Figure record listings
________

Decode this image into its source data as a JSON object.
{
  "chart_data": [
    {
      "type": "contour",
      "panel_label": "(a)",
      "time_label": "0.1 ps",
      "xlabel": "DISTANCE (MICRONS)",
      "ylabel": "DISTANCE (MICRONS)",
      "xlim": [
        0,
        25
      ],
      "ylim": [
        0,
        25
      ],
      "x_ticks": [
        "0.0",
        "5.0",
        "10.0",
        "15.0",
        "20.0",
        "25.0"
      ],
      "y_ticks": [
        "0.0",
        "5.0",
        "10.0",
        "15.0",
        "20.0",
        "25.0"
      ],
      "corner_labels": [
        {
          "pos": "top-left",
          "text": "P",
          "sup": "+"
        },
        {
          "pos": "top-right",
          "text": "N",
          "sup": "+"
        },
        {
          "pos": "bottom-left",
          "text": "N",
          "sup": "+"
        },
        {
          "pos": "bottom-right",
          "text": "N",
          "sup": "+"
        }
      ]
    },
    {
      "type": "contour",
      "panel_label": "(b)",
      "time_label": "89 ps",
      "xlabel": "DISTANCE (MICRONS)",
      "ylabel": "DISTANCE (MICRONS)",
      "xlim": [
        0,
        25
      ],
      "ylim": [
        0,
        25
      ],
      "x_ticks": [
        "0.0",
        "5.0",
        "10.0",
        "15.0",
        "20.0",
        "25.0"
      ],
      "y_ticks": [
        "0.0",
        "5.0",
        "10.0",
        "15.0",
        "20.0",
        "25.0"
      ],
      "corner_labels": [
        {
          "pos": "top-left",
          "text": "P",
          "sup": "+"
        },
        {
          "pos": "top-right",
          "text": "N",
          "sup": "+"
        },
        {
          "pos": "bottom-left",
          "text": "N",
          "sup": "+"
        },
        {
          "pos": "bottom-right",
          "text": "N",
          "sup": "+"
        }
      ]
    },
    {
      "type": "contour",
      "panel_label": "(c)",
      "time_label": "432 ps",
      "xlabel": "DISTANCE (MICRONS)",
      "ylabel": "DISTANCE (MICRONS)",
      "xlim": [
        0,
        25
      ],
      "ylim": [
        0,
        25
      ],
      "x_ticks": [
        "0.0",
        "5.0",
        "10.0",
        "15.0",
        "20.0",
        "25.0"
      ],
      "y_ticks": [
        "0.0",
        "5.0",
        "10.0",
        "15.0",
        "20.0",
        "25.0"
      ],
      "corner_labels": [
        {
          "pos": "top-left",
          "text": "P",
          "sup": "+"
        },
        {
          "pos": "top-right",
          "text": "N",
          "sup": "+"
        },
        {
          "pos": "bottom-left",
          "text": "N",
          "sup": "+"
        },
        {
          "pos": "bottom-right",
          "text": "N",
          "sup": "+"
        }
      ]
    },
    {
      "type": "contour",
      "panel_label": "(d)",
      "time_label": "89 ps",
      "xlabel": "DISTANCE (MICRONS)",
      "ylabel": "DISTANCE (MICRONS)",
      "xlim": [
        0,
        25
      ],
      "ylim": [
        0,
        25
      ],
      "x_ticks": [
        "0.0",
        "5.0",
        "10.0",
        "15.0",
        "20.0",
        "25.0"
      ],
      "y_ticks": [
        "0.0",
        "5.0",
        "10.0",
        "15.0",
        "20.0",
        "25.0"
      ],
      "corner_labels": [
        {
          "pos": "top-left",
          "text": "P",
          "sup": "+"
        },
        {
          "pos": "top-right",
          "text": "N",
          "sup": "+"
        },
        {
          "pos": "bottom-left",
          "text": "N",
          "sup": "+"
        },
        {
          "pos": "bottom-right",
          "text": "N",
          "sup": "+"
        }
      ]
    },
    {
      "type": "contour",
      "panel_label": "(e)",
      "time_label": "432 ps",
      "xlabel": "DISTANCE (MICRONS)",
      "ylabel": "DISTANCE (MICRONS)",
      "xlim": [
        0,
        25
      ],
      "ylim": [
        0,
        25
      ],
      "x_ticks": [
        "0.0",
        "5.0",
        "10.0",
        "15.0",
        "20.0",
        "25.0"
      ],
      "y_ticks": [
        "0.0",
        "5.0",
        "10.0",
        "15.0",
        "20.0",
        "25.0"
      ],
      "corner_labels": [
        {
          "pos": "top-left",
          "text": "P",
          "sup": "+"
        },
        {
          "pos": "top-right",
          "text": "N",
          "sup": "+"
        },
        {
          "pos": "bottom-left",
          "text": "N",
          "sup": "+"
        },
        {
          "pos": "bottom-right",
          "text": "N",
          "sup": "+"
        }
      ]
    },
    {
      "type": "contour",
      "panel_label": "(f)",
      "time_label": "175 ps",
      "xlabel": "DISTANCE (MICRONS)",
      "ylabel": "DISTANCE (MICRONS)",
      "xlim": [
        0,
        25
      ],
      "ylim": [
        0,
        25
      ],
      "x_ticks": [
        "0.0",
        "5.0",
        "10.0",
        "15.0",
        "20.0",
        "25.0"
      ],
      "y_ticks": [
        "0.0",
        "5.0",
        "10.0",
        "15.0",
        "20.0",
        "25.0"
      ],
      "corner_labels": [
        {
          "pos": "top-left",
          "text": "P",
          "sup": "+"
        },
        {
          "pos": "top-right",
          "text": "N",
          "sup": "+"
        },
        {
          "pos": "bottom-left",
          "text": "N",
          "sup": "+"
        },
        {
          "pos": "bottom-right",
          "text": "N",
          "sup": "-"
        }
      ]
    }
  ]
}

________

Exercise requirements
Every record above must be duplicated exactly.

Final result
Decode this image into its source data as a JSON object.
{
  "chart_data": [
    {
      "type": "contour",
      "panel_label": "(a)",
      "time_label": "0.1 ps",
      "xlabel": "DISTANCE (MICRONS)",
      "ylabel": "DISTANCE (MICRONS)",
      "xlim": [
        0,
        25
      ],
      "ylim": [
        0,
        25
      ],
      "x_ticks": [
        "0.0",
        "5.0",
        "10.0",
        "15.0",
        "20.0",
        "25.0"
      ],
      "y_ticks": [
        "0.0",
        "5.0",
        "10.0",
        "15.0",
        "20.0",
        "25.0"
      ],
      "corner_labels": [
        {
          "pos": "top-left",
          "text": "P",
          "sup": "+"
        },
        {
          "pos": "top-right",
          "text": "N",
          "sup": "+"
        },
        {
          "pos": "bottom-left",
          "text": "N",
          "sup": "+"
        },
        {
          "pos": "bottom-right",
          "text": "N",
          "sup": "+"
        }
      ]
    },
    {
      "type": "contour",
      "panel_label": "(b)",
      "time_label": "89 ps",
      "xlabel": "DISTANCE (MICRONS)",
      "ylabel": "DISTANCE (MICRONS)",
      "xlim": [
        0,
        25
      ],
      "ylim": [
        0,
        25
      ],
      "x_ticks": [
        "0.0",
        "5.0",
        "10.0",
        "15.0",
        "20.0",
        "25.0"
      ],
      "y_ticks": [
        "0.0",
        "5.0",
        "10.0",
        "15.0",
        "20.0",
        "25.0"
      ],
      "corner_labels": [
        {
          "pos": "top-left",
          "text": "P",
          "sup": "+"
        },
        {
          "pos": "top-right",
          "text": "N",
          "sup": "+"
        },
        {
          "pos": "bottom-left",
          "text": "N",
          "sup": "+"
        },
        {
          "pos": "bottom-right",
          "text": "N",
          "sup": "+"
        }
      ]
    },
    {
      "type": "contour",
      "panel_label": "(c)",
      "time_label": "432 ps",
      "xlabel": "DISTANCE (MICRONS)",
      "ylabel": "DISTANCE (MICRONS)",
      "xlim": [
        0,
        25
      ],
      "ylim": [
        0,
        25
      ],
      "x_ticks": [
        "0.0",
        "5.0",
        "10.0",
        "15.0",
        "20.0",
        "25.0"
      ],
      "y_ticks": [
        "0.0",
        "5.0",
        "10.0",
        "15.0",
        "20.0",
        "25.0"
      ],
      "corner_labels": [
        {
          "pos": "top-left",
          "text": "P",
          "sup": "+"
        },
        {
          "pos": "top-right",
          "text": "N",
          "sup": "+"
        },
        {
          "pos": "bottom-left",
          "text": "N",
          "sup": "+"
        },
        {
          "pos": "bottom-right",
          "text": "N",
          "sup": "+"
        }
      ]
    },
    {
      "type": "contour",
      "panel_label": "(d)",
      "time_label": "89 ps",
      "xlabel": "DISTANCE (MICRONS)",
      "ylabel": "DISTANCE (MICRONS)",
      "xlim": [
        0,
        25
      ],
      "ylim": [
        0,
        25
      ],
      "x_ticks": [
        "0.0",
        "5.0",
        "10.0",
        "15.0",
        "20.0",
        "25.0"
      ],
      "y_ticks": [
        "0.0",
        "5.0",
        "10.0",
        "15.0",
        "20.0",
        "25.0"
      ],
      "corner_labels": [
        {
          "pos": "top-left",
          "text": "P",
          "sup": "+"
        },
        {
          "pos": "top-right",
          "text": "N",
          "sup": "+"
        },
        {
          "pos": "bottom-left",
          "text": "N",
          "sup": "+"
        },
        {
          "pos": "bottom-right",
          "text": "N",
          "sup": "+"
        }
      ]
    },
    {
      "type": "contour",
      "panel_label": "(e)",
      "time_label": "432 ps",
      "xlabel": "DISTANCE (MICRONS)",
      "ylabel": "DISTANCE (MICRONS)",
      "xlim": [
        0,
        25
      ],
      "ylim": [
        0,
        25
      ],
      "x_ticks": [
        "0.0",
        "5.0",
        "10.0",
        "15.0",
        "20.0",
        "25.0"
      ],
      "y_ticks": [
        "0.0",
        "5.0",
        "10.0",
        "15.0",
        "20.0",
        "25.0"
      ],
      "corner_labels": [
        {
          "pos": "top-left",
          "text": "P",
          "sup": "+"
        },
        {
          "pos": "top-right",
          "text": "N",
          "sup": "+"
        },
        {
          "pos": "bottom-left",
          "text": "N",
          "sup": "+"
        },
        {
          "pos": "bottom-right",
          "text": "N",
          "sup": "+"
        }
      ]
    },
    {
      "type": "contour",
      "panel_label": "(f)",
      "time_label": "175 ps",
      "xlabel": "DISTANCE (MICRONS)",
      "ylabel": "DISTANCE (MICRONS)",
      "xlim": [
        0,
        25
      ],
      "ylim": [
        0,
        25
      ],
      "x_ticks": [
        "0.0",
        "5.0",
        "10.0",
        "15.0",
        "20.0",
        "25.0"
      ],
      "y_ticks": [
        "0.0",
        "5.0",
        "10.0",
        "15.0",
        "20.0",
        "25.0"
      ],
      "corner_labels": [
        {
          "pos": "top-left",
          "text": "P",
          "sup": "+"
        },
        {
          "pos": "top-right",
          "text": "N",
          "sup": "+"
        },
        {
          "pos": "bottom-left",
          "text": "N",
          "sup": "+"
        },
        {
          "pos": "bottom-right",
          "text": "N",
          "sup": "-"
        }
      ]
    }
  ]
}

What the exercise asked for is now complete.